Extracted records:

______________________________

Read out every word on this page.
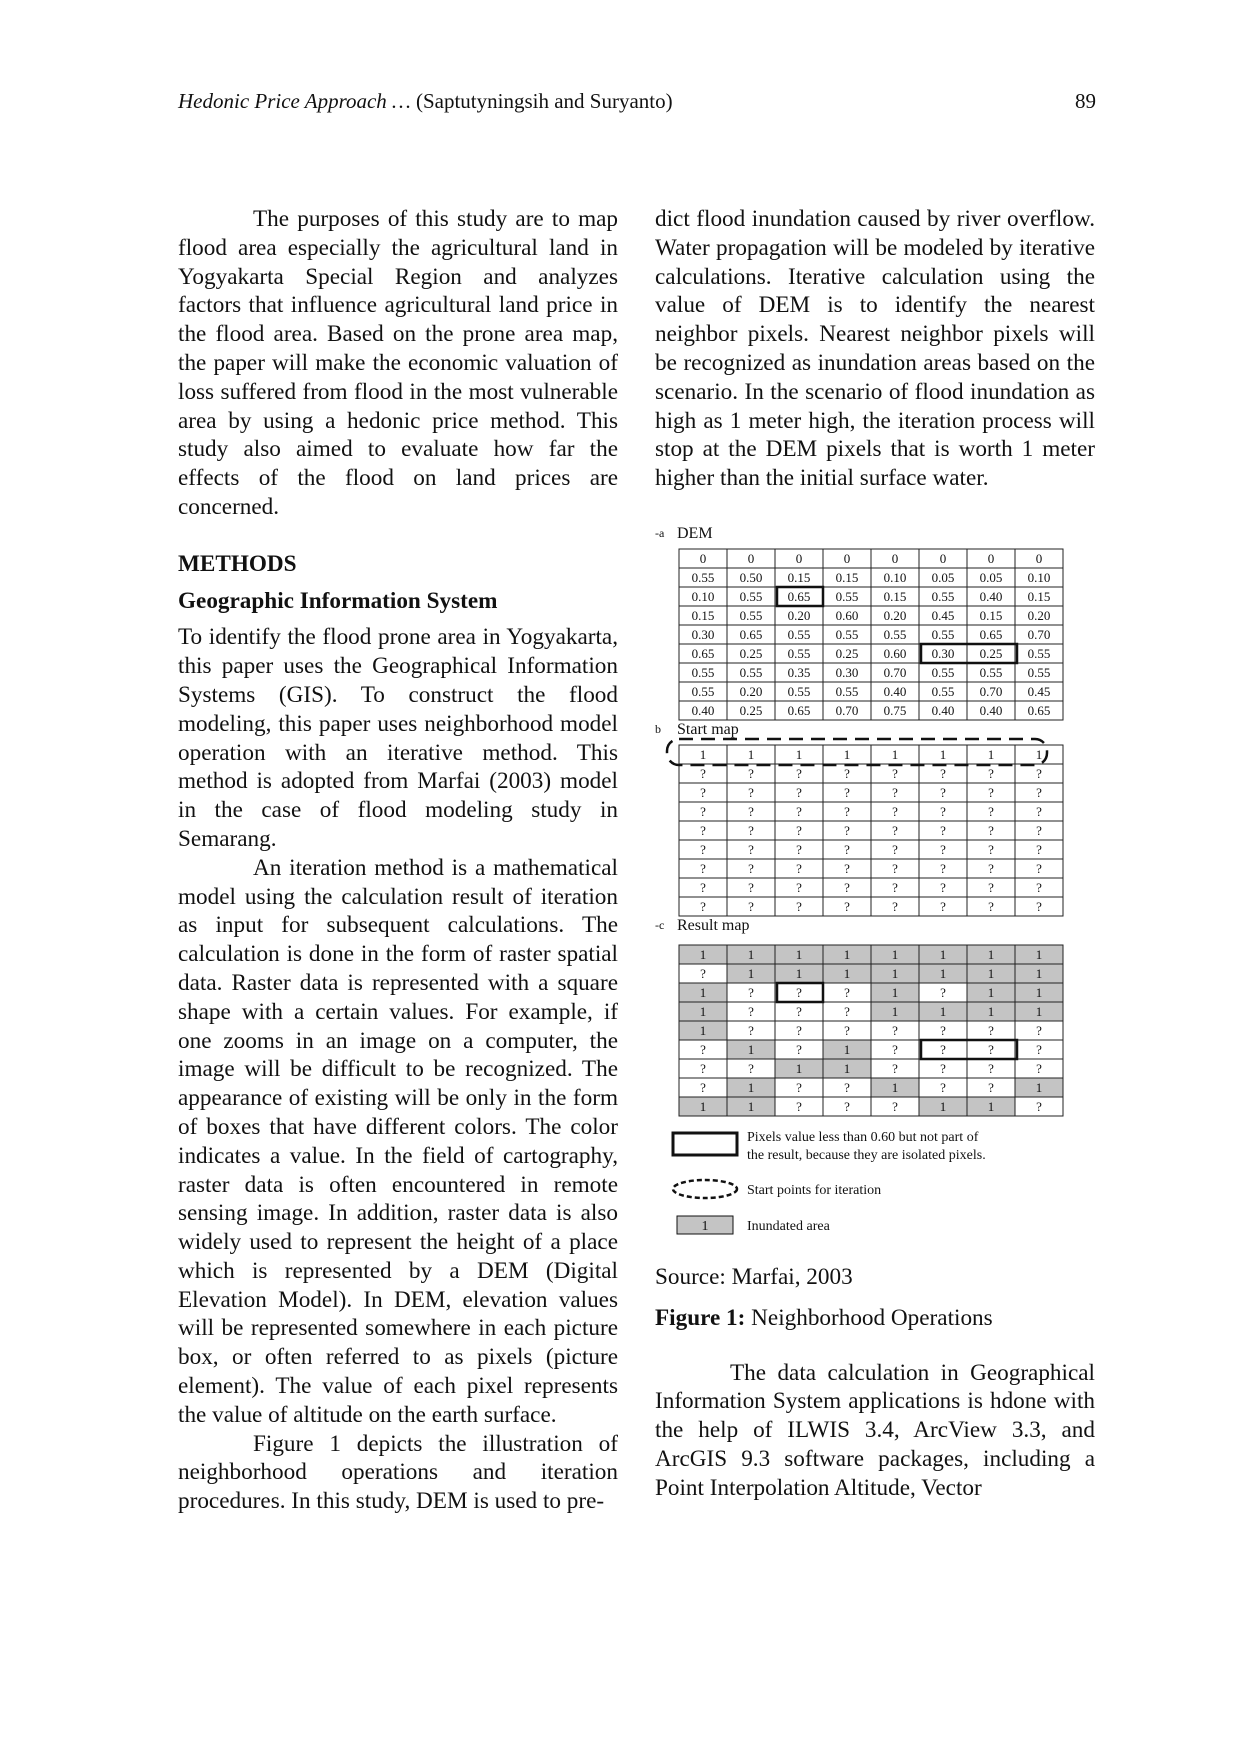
Hedonic Price Approach … (Saptutyningsih and Suryanto)	89

The purposes of this study are to map flood area especially the agricultural land in Yogyakarta Special Region and analyzes factors that influence agricultural land price in the flood area. Based on the prone area map, the paper will make the economic valuation of loss suffered from flood in the most vulnerable area by using a hedonic price method. This study also aimed to evaluate how far the effects of the flood on land prices are concerned.

METHODS
Geographic Information System

To identify the flood prone area in Yogyakarta, this paper uses the Geographical Information Systems (GIS). To construct the flood modeling, this paper uses neighborhood model operation with an iterative method. This method is adopted from Marfai (2003) model in the case of flood modeling study in Semarang.

An iteration method is a mathematical model using the calculation result of iteration as input for subsequent calculations. The calculation is done in the form of raster spatial data. Raster data is represented with a square shape with a certain values. For example, if one zooms in an image on a computer, the image will be difficult to be recognized. The appearance of existing will be only in the form of boxes that have different colors. The color indicates a value. In the field of cartography, raster data is often encountered in remote sensing image. In addition, raster data is also widely used to represent the height of a place which is represented by a DEM (Digital Elevation Model). In DEM, elevation values will be represented somewhere in each picture box, or often referred to as pixels (picture element). The value of each pixel represents the value of altitude on the earth surface.

Figure 1 depicts the illustration of neighborhood operations and iteration procedures. In this study, DEM is used to pre-

dict flood inundation caused by river overflow. Water propagation will be modeled by iterative calculations. Iterative calculation using the value of DEM is to identify the nearest neighbor pixels. Nearest neighbor pixels will be recognized as inundation areas based on the scenario. In the scenario of flood inundation as high as 1 meter high, the iteration process will stop at the DEM pixels that is worth 1 meter higher than the initial surface water.

-a DEM
b Start map
-c Result map
0	0	0	0	0	0	0	0
0.55 0.50 0.15 0.15 0.10 0.05 0.05 0.10
0.10 0.55 0.65 0.55 0.15 0.55 0.40 0.15
0.15 0.55 0.20 0.60 0.20 0.45 0.15 0.20
0.30 0.65 0.55 0.55 0.55 0.55 0.65 0.70
0.65 0.25 0.55 0.25 0.60 0.30 0.25 0.55
0.55 0.55 0.35 0.30 0.70 0.55 0.55 0.55
0.55 0.20 0.55 0.55 0.40 0.55 0.70 0.45
0.40 0.25 0.65 0.70 0.75 0.40 0.40 0.65
1	1	1	1	1	1	1	1
?	?	?	?	?	?	?	?
?	?	?	?	?	?	?	?
?	?	?	?	?	?	?	?
?	?	?	?	?	?	?	?
?	?	?	?	?	?	?	?
?	?	?	?	?	?	?	?
?	?	?	?	?	?	?	?
?	?	?	?	?	?	?	?
1	1	1	1	1	1	1	1
?	1	1	1	1	1	1	1
1	?	?	?	1	?	1	1
1	?	?	?	1	1	1	1
1	?	?	?	?	?	?	?
?	1	?	1	?	?	?	?
?	?	1	1	?	?	?	?
?	1	?	?	1	?	?	1
1	1	?	?	?	1	1	?
Pixels value less than 0.60 but not part of
the result, because they are isolated pixels.
Start points for iteration
1	Inundated area

Source: Marfai, 2003

Figure 1: Neighborhood Operations

The data calculation in Geographical Information System applications is hdone with the help of ILWIS 3.4, ArcView 3.3, and ArcGIS 9.3 software packages, including a Point Interpolation Altitude, Vector
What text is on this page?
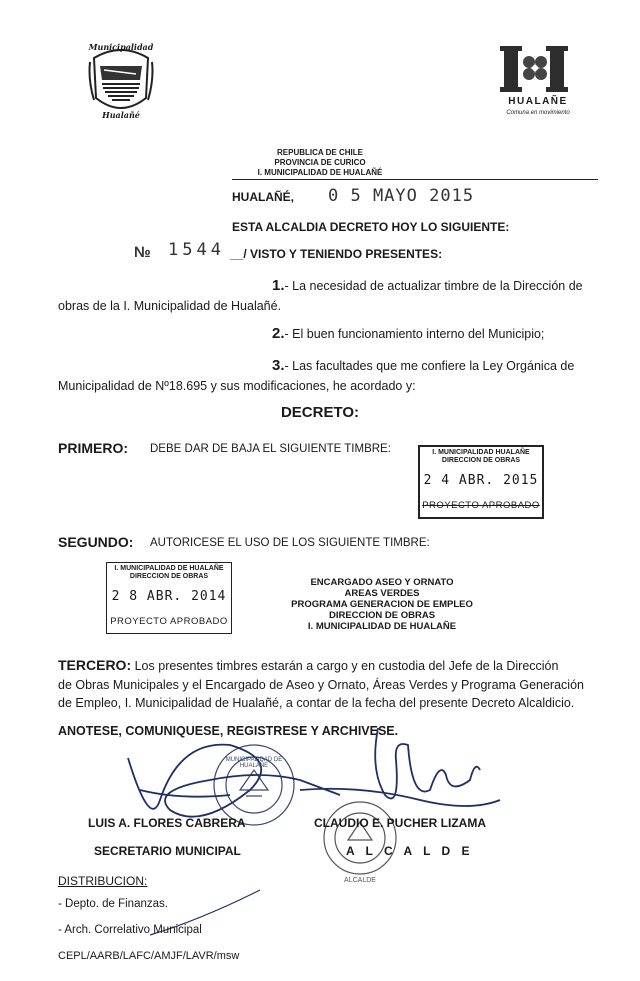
Municipalidad
Hualañé
HUALAÑE
Comuna en movimiento
REPUBLICA DE CHILE
PROVINCIA DE CURICO
I. MUNICIPALIDAD DE HUALAÑÉ
HUALAÑÉ, 0 5 MAYO 2015
ESTA ALCALDIA DECRETO HOY LO SIGUIENTE:
№ 1544 __/ VISTO Y TENIENDO PRESENTES:
1.- La necesidad de actualizar timbre de la Dirección de
obras de la I. Municipalidad de Hualañé.
2.- El buen funcionamiento interno del Municipio;
3.- Las facultades que me confiere la Ley Orgánica de
Municipalidad de Nº18.695 y sus modificaciones, he acordado y:
DECRETO:
PRIMERO: DEBE DAR DE BAJA EL SIGUIENTE TIMBRE:	I. MUNICIPALIDAD HUALAÑE
DIRECCION DE OBRAS
2 4 ABR. 2015
PROYECTO APROBADO
SEGUNDO: AUTORICESE EL USO DE LOS SIGUIENTE TIMBRE:
I. MUNICIPALIDAD DE HUALAÑE
DIRECCION DE OBRAS
2 8 ABR. 2014
PROYECTO APROBADO
ENCARGADO ASEO Y ORNATO
AREAS VERDES
PROGRAMA GENERACION DE EMPLEO
DIRECCION DE OBRAS
I. MUNICIPALIDAD DE HUALAÑE
TERCERO: Los presentes timbres estarán a cargo y en custodia del Jefe de la Dirección
de Obras Municipales y el Encargado de Aseo y Ornato, Áreas Verdes y Programa Generación
de Empleo, I. Municipalidad de Hualañé, a contar de la fecha del presente Decreto Alcaldicio.
ANOTESE, COMUNIQUESE, REGISTRESE Y ARCHIVESE.
MUNICIPALIDAD DE HUALAÑE
ALCALDE
LUIS A. FLORES CABRERA
SECRETARIO MUNICIPAL
CLAUDIO E. PUCHER LIZAMA
A L C A L D E
DISTRIBUCION:
- Depto. de Finanzas.
- Arch. Correlativo Municipal
CEPL/AARB/LAFC/AMJF/LAVR/msw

______________________________

## What the task asks
Return each line where "Dirección" shows up.

## Exercise output
1.- La necesidad de actualizar timbre de la Dirección de
TERCERO: Los presentes timbres estarán a cargo y en custodia del Jefe de la Dirección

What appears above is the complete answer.